┌─ Data to use
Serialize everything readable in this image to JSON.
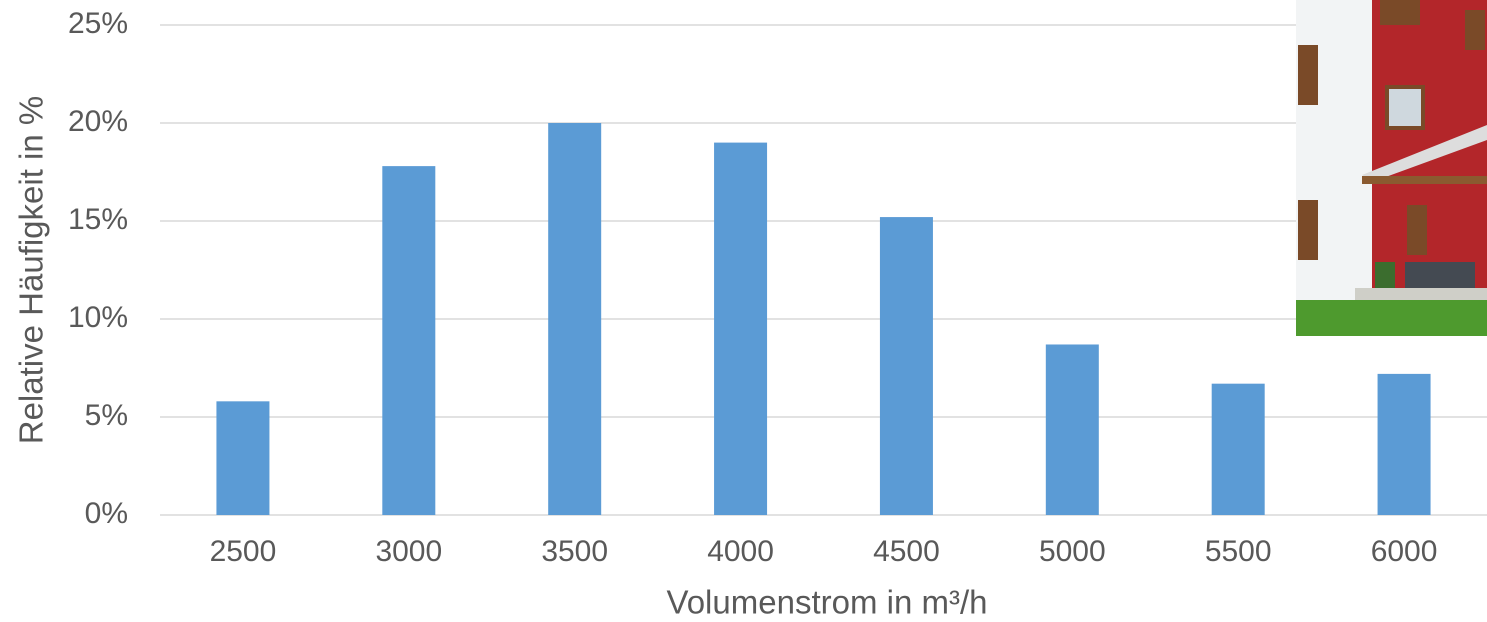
{
  "chart_data": {
    "type": "bar",
    "x_label": "Volumenstrom in m³/h",
    "y_label": "Relative Häufigkeit in %",
    "categories": [
      "2500",
      "3000",
      "3500",
      "4000",
      "4500",
      "5000",
      "5500",
      "6000"
    ],
    "values": [
      5.8,
      17.8,
      20.0,
      19.0,
      15.2,
      8.7,
      6.7,
      7.2
    ],
    "color": "#5b9bd5",
    "ylim": [
      0,
      25
    ],
    "yticks": [
      {
        "value": 0,
        "label": "0%"
      },
      {
        "value": 5,
        "label": "5%"
      },
      {
        "value": 10,
        "label": "10%"
      },
      {
        "value": 15,
        "label": "15%"
      },
      {
        "value": 20,
        "label": "20%"
      },
      {
        "value": 25,
        "label": "25%"
      }
    ],
    "grid": true
  }
}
└─
Directive
Give the material again exactly as it is, but keep the pictures out.

Result
Serialize everything readable in this image to JSON.
{
  "chart_data": {
    "type": "bar",
    "x_label": "Volumenstrom in m³/h",
    "y_label": "Relative Häufigkeit in %",
    "categories": [
      "2500",
      "3000",
      "3500",
      "4000",
      "4500",
      "5000",
      "5500",
      "6000"
    ],
    "values": [
      5.8,
      17.8,
      20.0,
      19.0,
      15.2,
      8.7,
      6.7,
      7.2
    ],
    "color": "#5b9bd5",
    "ylim": [
      0,
      25
    ],
    "yticks": [
      {
        "value": 0,
        "label": "0%"
      },
      {
        "value": 5,
        "label": "5%"
      },
      {
        "value": 10,
        "label": "10%"
      },
      {
        "value": 15,
        "label": "15%"
      },
      {
        "value": 20,
        "label": "20%"
      },
      {
        "value": 25,
        "label": "25%"
      }
    ],
    "grid": true
  }
}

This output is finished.